Directions for this task. Convert the lines below into a JSON list of strings with one string for each line. Skip blank lines and leave out the picture placeholders.
--- Begin ---
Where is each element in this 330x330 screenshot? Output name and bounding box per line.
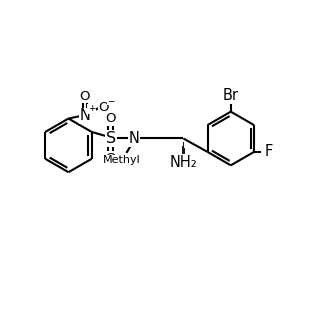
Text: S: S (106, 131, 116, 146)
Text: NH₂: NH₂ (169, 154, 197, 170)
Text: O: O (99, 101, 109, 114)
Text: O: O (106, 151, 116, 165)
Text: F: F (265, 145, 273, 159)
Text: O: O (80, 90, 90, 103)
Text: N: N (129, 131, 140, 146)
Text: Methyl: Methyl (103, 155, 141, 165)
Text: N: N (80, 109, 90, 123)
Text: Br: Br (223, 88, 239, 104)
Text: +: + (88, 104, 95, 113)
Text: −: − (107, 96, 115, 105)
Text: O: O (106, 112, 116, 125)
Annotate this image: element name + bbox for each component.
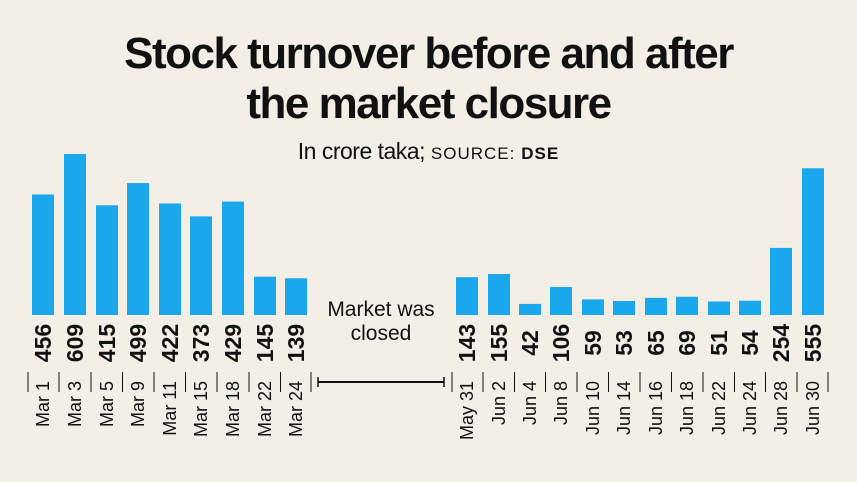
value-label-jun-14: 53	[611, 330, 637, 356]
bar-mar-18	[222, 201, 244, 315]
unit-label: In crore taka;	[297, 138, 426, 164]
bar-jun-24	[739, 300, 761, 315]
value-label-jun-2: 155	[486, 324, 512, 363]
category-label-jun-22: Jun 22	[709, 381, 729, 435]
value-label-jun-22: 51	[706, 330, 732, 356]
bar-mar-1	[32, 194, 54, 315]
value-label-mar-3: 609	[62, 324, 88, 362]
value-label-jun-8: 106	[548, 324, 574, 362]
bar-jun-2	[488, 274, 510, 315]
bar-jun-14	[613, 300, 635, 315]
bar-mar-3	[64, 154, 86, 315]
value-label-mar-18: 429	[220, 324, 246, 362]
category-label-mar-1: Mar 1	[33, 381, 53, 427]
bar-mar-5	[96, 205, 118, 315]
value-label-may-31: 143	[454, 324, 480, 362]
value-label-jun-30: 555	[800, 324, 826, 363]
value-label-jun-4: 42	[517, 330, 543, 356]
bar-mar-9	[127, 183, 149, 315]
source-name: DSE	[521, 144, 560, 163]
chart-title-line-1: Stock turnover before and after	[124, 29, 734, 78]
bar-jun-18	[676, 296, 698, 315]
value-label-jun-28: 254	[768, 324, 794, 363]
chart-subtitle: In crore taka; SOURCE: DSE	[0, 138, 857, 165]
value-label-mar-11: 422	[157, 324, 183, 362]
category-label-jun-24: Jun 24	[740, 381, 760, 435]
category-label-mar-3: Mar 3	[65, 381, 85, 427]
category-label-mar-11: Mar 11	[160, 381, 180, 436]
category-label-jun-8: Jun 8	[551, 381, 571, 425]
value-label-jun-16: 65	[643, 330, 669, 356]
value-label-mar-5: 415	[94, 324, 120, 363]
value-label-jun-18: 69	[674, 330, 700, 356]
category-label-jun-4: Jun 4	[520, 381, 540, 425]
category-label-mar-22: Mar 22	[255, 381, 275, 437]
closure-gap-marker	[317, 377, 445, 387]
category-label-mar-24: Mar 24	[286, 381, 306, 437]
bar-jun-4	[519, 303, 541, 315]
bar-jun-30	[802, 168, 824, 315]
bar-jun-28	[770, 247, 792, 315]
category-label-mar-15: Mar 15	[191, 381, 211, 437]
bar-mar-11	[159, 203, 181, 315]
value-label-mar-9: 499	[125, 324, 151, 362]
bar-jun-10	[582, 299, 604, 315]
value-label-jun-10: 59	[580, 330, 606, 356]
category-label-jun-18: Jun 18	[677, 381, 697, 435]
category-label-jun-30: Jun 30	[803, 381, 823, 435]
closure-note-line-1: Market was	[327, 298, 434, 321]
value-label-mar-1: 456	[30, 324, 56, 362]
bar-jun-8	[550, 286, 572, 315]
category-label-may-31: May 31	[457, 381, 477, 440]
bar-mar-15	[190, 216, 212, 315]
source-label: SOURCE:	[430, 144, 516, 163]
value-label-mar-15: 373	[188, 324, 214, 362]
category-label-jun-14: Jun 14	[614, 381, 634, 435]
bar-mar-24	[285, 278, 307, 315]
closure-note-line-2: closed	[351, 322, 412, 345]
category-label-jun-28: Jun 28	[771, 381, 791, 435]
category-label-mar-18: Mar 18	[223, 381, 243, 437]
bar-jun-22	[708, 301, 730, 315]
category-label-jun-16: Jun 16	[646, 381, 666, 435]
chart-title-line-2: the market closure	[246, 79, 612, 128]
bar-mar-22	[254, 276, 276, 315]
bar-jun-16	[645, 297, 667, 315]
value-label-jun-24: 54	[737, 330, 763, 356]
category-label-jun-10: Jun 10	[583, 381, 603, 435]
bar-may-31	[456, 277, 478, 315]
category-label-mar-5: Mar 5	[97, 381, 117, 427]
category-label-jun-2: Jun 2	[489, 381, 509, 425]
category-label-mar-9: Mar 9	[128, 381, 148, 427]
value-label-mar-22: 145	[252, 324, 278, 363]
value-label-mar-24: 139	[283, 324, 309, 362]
--- End ---
Response for this exercise.
[
  "Where is each element in this 330x330 screenshot? Output name and bounding box per line.",
  "Text: S: S (106, 131, 116, 146)",
  "Text: NH₂: NH₂ (169, 154, 197, 170)",
  "Text: O: O (99, 101, 109, 114)",
  "Text: O: O (106, 151, 116, 165)",
  "Text: F: F (265, 145, 273, 159)",
  "Text: O: O (80, 90, 90, 103)",
  "Text: N: N (129, 131, 140, 146)",
  "Text: Methyl: Methyl (103, 155, 141, 165)",
  "Text: N: N (80, 109, 90, 123)",
  "Text: Br: Br (223, 88, 239, 104)",
  "Text: +: + (88, 104, 95, 113)",
  "Text: −: − (107, 96, 115, 105)",
  "Text: O: O (106, 112, 116, 125)",
  "Annotate this image: element name + bbox for each component.",
  "value-label-jun-14: 53\t[611, 330, 637, 356]",
  "bar-mar-18\t[222, 201, 244, 315]",
  "unit-label: In crore taka;\t[297, 138, 426, 164]",
  "bar-jun-24\t[739, 300, 761, 315]",
  "value-label-jun-2: 155\t[486, 324, 512, 363]",
  "category-label-jun-22: Jun 22\t[709, 381, 729, 435]",
  "value-label-jun-22: 51\t[706, 330, 732, 356]",
  "bar-mar-1\t[32, 194, 54, 315]",
  "value-label-mar-3: 609\t[62, 324, 88, 362]",
  "value-label-jun-8: 106\t[548, 324, 574, 362]",
  "bar-jun-2\t[488, 274, 510, 315]",
  "bar-jun-14\t[613, 300, 635, 315]",
  "bar-mar-3\t[64, 154, 86, 315]",
  "value-label-mar-18: 429\t[220, 324, 246, 362]",
  "category-label-mar-1: Mar 1\t[33, 381, 53, 427]",
  "bar-mar-5\t[96, 205, 118, 315]",
  "value-label-may-31: 143\t[454, 324, 480, 362]",
  "value-label-jun-30: 555\t[800, 324, 826, 363]",
  "value-label-jun-4: 42\t[517, 330, 543, 356]",
  "bar-mar-9\t[127, 183, 149, 315]",
  "source-name: DSE\t[521, 144, 560, 163]",
  "chart-title-line-1: Stock turnover before and after\t[124, 29, 734, 78]",
  "bar-jun-18\t[676, 296, 698, 315]",
  "value-label-jun-28: 254\t[768, 324, 794, 363]",
  "chart-subtitle: In crore taka; SOURCE: DSE\t[0, 138, 857, 165]",
  "value-label-mar-11: 422\t[157, 324, 183, 362]",
  "category-label-jun-24: Jun 24\t[740, 381, 760, 435]",
  "category-label-mar-3: Mar 3\t[65, 381, 85, 427]",
  "category-label-mar-11: Mar 11\t[160, 381, 180, 436]",
  "category-label-jun-8: Jun 8\t[551, 381, 571, 425]",
  "value-label-jun-16: 65\t[643, 330, 669, 356]",
  "value-label-mar-5: 415\t[94, 324, 120, 363]",
  "value-label-jun-18: 69\t[674, 330, 700, 356]",
  "category-label-jun-4: Jun 4\t[520, 381, 540, 425]",
  "category-label-mar-22: Mar 22\t[255, 381, 275, 437]",
  "closure-gap-marker\t[317, 377, 445, 387]",
  "category-label-mar-24: Mar 24\t[286, 381, 306, 437]",
  "bar-jun-4\t[519, 303, 541, 315]",
  "bar-jun-30\t[802, 168, 824, 315]",
  "bar-jun-28\t[770, 247, 792, 315]",
  "category-label-mar-15: Mar 15\t[191, 381, 211, 437]",
  "bar-mar-11\t[159, 203, 181, 315]",
  "value-label-mar-9: 499\t[125, 324, 151, 362]",
  "bar-jun-10\t[582, 299, 604, 315]",
  "value-label-jun-10: 59\t[580, 330, 606, 356]",
  "category-label-jun-18: Jun 18\t[677, 381, 697, 435]",
  "category-label-jun-30: Jun 30\t[803, 381, 823, 435]",
  "closure-note-line-1: Market was\t[327, 298, 434, 321]",
  "value-label-mar-1: 456\t[30, 324, 56, 362]",
  "bar-jun-8\t[550, 286, 572, 315]",
  "category-label-may-31: May 31\t[457, 381, 477, 440]",
  "bar-mar-15\t[190, 216, 212, 315]",
  "source-label: SOURCE:\t[430, 144, 516, 163]",
  "value-label-mar-15: 373\t[188, 324, 214, 362]",
  "category-label-jun-14: Jun 14\t[614, 381, 634, 435]",
  "bar-mar-24\t[285, 278, 307, 315]",
  "closure-note-line-2: closed\t[351, 322, 412, 345]",
  "category-label-jun-28: Jun 28\t[771, 381, 791, 435]",
  "category-label-mar-18: Mar 18\t[223, 381, 243, 437]",
  "bar-jun-22\t[708, 301, 730, 315]",
  "category-label-jun-16: Jun 16\t[646, 381, 666, 435]",
  "chart-title-line-2: the market closure\t[246, 79, 612, 128]",
  "bar-mar-22\t[254, 276, 276, 315]",
  "bar-jun-16\t[645, 297, 667, 315]",
  "value-label-jun-24: 54\t[737, 330, 763, 356]",
  "category-label-jun-10: Jun 10\t[583, 381, 603, 435]",
  "bar-may-31\t[456, 277, 478, 315]",
  "category-label-mar-5: Mar 5\t[97, 381, 117, 427]",
  "category-label-jun-2: Jun 2\t[489, 381, 509, 425]",
  "category-label-mar-9: Mar 9\t[128, 381, 148, 427]",
  "value-label-mar-22: 145\t[252, 324, 278, 363]",
  "value-label-mar-24: 139\t[283, 324, 309, 362]"
]